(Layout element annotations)
■ ■ ■

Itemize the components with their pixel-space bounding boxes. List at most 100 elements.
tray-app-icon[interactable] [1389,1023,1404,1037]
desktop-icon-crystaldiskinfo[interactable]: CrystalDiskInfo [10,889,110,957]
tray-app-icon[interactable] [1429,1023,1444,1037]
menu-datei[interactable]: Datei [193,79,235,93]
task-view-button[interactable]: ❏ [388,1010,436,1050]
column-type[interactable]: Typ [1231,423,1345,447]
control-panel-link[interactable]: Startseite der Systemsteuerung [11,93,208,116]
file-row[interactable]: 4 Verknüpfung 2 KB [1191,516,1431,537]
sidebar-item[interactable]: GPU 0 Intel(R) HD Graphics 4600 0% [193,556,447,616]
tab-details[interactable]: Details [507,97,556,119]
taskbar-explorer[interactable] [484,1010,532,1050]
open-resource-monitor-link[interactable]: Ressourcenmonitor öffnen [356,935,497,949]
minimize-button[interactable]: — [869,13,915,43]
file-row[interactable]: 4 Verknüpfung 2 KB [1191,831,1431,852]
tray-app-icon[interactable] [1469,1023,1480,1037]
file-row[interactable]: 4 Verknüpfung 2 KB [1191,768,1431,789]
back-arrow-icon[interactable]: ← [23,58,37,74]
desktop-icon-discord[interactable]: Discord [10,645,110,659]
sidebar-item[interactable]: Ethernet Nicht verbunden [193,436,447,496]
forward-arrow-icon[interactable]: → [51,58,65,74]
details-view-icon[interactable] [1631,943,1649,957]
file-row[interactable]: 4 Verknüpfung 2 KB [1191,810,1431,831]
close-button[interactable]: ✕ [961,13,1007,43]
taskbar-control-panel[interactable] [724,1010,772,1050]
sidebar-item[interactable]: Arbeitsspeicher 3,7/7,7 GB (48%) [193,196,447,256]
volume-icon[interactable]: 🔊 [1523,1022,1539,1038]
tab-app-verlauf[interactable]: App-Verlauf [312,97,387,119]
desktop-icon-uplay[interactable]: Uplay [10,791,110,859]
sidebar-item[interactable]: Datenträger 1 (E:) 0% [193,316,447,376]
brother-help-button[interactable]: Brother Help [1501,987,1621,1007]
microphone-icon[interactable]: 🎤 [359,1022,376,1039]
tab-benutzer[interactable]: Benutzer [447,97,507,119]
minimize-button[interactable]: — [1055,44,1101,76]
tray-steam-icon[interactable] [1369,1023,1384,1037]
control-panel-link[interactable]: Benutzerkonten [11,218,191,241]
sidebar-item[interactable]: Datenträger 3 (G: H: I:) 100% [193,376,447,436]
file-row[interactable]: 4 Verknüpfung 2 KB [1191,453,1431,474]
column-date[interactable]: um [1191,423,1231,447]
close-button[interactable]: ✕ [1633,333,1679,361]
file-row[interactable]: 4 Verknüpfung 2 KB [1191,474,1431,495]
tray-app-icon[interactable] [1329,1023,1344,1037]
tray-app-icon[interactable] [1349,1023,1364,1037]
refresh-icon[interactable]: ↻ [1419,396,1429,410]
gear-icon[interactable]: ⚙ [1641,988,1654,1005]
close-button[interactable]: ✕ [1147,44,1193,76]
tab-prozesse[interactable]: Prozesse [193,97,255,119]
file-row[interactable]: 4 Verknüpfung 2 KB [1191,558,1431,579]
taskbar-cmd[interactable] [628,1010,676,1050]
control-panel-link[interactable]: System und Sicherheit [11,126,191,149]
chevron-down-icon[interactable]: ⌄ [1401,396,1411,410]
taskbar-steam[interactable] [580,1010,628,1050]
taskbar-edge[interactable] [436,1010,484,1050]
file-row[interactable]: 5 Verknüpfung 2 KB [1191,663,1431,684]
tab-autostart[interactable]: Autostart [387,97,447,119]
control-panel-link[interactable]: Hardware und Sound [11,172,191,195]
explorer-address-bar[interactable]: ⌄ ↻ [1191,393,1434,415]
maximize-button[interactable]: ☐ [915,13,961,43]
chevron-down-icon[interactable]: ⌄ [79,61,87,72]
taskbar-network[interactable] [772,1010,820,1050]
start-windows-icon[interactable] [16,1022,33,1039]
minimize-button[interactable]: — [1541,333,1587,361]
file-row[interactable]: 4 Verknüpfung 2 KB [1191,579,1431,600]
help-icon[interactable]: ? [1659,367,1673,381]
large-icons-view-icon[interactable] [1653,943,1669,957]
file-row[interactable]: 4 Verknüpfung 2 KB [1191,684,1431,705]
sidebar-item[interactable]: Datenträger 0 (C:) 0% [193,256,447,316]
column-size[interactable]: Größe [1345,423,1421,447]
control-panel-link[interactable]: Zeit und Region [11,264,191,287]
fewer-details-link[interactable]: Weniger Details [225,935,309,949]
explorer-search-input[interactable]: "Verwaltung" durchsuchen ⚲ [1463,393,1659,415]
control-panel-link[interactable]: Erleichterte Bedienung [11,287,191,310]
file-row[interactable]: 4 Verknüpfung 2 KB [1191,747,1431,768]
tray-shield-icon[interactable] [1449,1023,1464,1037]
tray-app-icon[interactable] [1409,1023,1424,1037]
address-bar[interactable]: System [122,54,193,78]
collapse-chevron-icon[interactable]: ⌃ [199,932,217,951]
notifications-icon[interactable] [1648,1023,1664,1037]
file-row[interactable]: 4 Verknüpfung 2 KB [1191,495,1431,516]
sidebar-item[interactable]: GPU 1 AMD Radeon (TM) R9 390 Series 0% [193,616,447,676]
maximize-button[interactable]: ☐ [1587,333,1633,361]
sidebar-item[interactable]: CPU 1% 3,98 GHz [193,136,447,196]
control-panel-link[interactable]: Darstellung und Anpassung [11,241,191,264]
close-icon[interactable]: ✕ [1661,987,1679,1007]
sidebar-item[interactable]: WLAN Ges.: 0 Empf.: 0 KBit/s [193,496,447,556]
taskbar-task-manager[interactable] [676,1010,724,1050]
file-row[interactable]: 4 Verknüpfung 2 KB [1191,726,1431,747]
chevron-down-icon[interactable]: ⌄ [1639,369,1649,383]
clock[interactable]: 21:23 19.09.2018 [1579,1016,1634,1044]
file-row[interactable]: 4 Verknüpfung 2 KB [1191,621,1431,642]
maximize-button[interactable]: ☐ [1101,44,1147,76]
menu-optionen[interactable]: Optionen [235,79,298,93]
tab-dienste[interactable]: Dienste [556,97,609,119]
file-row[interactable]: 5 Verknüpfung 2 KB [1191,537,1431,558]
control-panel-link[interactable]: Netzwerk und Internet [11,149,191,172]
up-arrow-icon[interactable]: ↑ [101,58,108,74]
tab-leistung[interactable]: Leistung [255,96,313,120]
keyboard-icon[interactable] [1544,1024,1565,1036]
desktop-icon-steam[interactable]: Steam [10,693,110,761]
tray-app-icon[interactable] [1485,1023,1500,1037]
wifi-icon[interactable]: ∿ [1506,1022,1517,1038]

■ ■ ■

_Directive_
Edit the records by changing every "file-row" to "file-entry", and write out all the lines again with nothing else altered.

_Task solution_
Itemize the components with their pixel-space bounding boxes. List at most 100 elements.
tray-app-icon[interactable] [1389,1023,1404,1037]
desktop-icon-crystaldiskinfo[interactable]: CrystalDiskInfo [10,889,110,957]
tray-app-icon[interactable] [1429,1023,1444,1037]
menu-datei[interactable]: Datei [193,79,235,93]
task-view-button[interactable]: ❏ [388,1010,436,1050]
column-type[interactable]: Typ [1231,423,1345,447]
control-panel-link[interactable]: Startseite der Systemsteuerung [11,93,208,116]
file-entry[interactable]: 4 Verknüpfung 2 KB [1191,516,1431,537]
sidebar-item[interactable]: GPU 0 Intel(R) HD Graphics 4600 0% [193,556,447,616]
tab-details[interactable]: Details [507,97,556,119]
taskbar-explorer[interactable] [484,1010,532,1050]
open-resource-monitor-link[interactable]: Ressourcenmonitor öffnen [356,935,497,949]
minimize-button[interactable]: — [869,13,915,43]
file-entry[interactable]: 4 Verknüpfung 2 KB [1191,831,1431,852]
tray-app-icon[interactable] [1469,1023,1480,1037]
file-entry[interactable]: 4 Verknüpfung 2 KB [1191,768,1431,789]
back-arrow-icon[interactable]: ← [23,58,37,74]
desktop-icon-discord[interactable]: Discord [10,645,110,659]
sidebar-item[interactable]: Ethernet Nicht verbunden [193,436,447,496]
forward-arrow-icon[interactable]: → [51,58,65,74]
details-view-icon[interactable] [1631,943,1649,957]
file-entry[interactable]: 4 Verknüpfung 2 KB [1191,810,1431,831]
close-button[interactable]: ✕ [961,13,1007,43]
taskbar-control-panel[interactable] [724,1010,772,1050]
sidebar-item[interactable]: Arbeitsspeicher 3,7/7,7 GB (48%) [193,196,447,256]
volume-icon[interactable]: 🔊 [1523,1022,1539,1038]
tab-app-verlauf[interactable]: App-Verlauf [312,97,387,119]
desktop-icon-uplay[interactable]: Uplay [10,791,110,859]
sidebar-item[interactable]: Datenträger 1 (E:) 0% [193,316,447,376]
brother-help-button[interactable]: Brother Help [1501,987,1621,1007]
microphone-icon[interactable]: 🎤 [359,1022,376,1039]
tab-benutzer[interactable]: Benutzer [447,97,507,119]
minimize-button[interactable]: — [1055,44,1101,76]
tray-steam-icon[interactable] [1369,1023,1384,1037]
control-panel-link[interactable]: Benutzerkonten [11,218,191,241]
sidebar-item[interactable]: Datenträger 3 (G: H: I:) 100% [193,376,447,436]
file-entry[interactable]: 4 Verknüpfung 2 KB [1191,453,1431,474]
column-date[interactable]: um [1191,423,1231,447]
close-button[interactable]: ✕ [1633,333,1679,361]
file-entry[interactable]: 4 Verknüpfung 2 KB [1191,474,1431,495]
tray-app-icon[interactable] [1329,1023,1344,1037]
tray-app-icon[interactable] [1349,1023,1364,1037]
refresh-icon[interactable]: ↻ [1419,396,1429,410]
gear-icon[interactable]: ⚙ [1641,988,1654,1005]
close-button[interactable]: ✕ [1147,44,1193,76]
tab-prozesse[interactable]: Prozesse [193,97,255,119]
file-entry[interactable]: 4 Verknüpfung 2 KB [1191,558,1431,579]
taskbar-cmd[interactable] [628,1010,676,1050]
control-panel-link[interactable]: System und Sicherheit [11,126,191,149]
chevron-down-icon[interactable]: ⌄ [1401,396,1411,410]
taskbar-steam[interactable] [580,1010,628,1050]
taskbar-edge[interactable] [436,1010,484,1050]
file-entry[interactable]: 5 Verknüpfung 2 KB [1191,663,1431,684]
tab-autostart[interactable]: Autostart [387,97,447,119]
control-panel-link[interactable]: Hardware und Sound [11,172,191,195]
explorer-address-bar[interactable]: ⌄ ↻ [1191,393,1434,415]
maximize-button[interactable]: ☐ [915,13,961,43]
chevron-down-icon[interactable]: ⌄ [79,61,87,72]
taskbar-network[interactable] [772,1010,820,1050]
start-windows-icon[interactable] [16,1022,33,1039]
minimize-button[interactable]: — [1541,333,1587,361]
file-entry[interactable]: 4 Verknüpfung 2 KB [1191,579,1431,600]
help-icon[interactable]: ? [1659,367,1673,381]
large-icons-view-icon[interactable] [1653,943,1669,957]
file-entry[interactable]: 4 Verknüpfung 2 KB [1191,684,1431,705]
sidebar-item[interactable]: Datenträger 0 (C:) 0% [193,256,447,316]
column-size[interactable]: Größe [1345,423,1421,447]
control-panel-link[interactable]: Zeit und Region [11,264,191,287]
fewer-details-link[interactable]: Weniger Details [225,935,309,949]
explorer-search-input[interactable]: "Verwaltung" durchsuchen ⚲ [1463,393,1659,415]
control-panel-link[interactable]: Erleichterte Bedienung [11,287,191,310]
file-entry[interactable]: 4 Verknüpfung 2 KB [1191,747,1431,768]
tray-shield-icon[interactable] [1449,1023,1464,1037]
tray-app-icon[interactable] [1409,1023,1424,1037]
address-bar[interactable]: System [122,54,193,78]
collapse-chevron-icon[interactable]: ⌃ [199,932,217,951]
notifications-icon[interactable] [1648,1023,1664,1037]
file-entry[interactable]: 4 Verknüpfung 2 KB [1191,495,1431,516]
sidebar-item[interactable]: GPU 1 AMD Radeon (TM) R9 390 Series 0% [193,616,447,676]
maximize-button[interactable]: ☐ [1587,333,1633,361]
sidebar-item[interactable]: CPU 1% 3,98 GHz [193,136,447,196]
control-panel-link[interactable]: Darstellung und Anpassung [11,241,191,264]
close-icon[interactable]: ✕ [1661,987,1679,1007]
sidebar-item[interactable]: WLAN Ges.: 0 Empf.: 0 KBit/s [193,496,447,556]
taskbar-task-manager[interactable] [676,1010,724,1050]
file-entry[interactable]: 4 Verknüpfung 2 KB [1191,726,1431,747]
chevron-down-icon[interactable]: ⌄ [1639,369,1649,383]
clock[interactable]: 21:23 19.09.2018 [1579,1016,1634,1044]
file-entry[interactable]: 4 Verknüpfung 2 KB [1191,621,1431,642]
maximize-button[interactable]: ☐ [1101,44,1147,76]
menu-optionen[interactable]: Optionen [235,79,298,93]
tab-dienste[interactable]: Dienste [556,97,609,119]
file-entry[interactable]: 5 Verknüpfung 2 KB [1191,537,1431,558]
control-panel-link[interactable]: Netzwerk und Internet [11,149,191,172]
up-arrow-icon[interactable]: ↑ [101,58,108,74]
tab-leistung[interactable]: Leistung [255,96,313,120]
keyboard-icon[interactable] [1544,1024,1565,1036]
desktop-icon-steam[interactable]: Steam [10,693,110,761]
tray-app-icon[interactable] [1485,1023,1500,1037]
wifi-icon[interactable]: ∿ [1506,1022,1517,1038]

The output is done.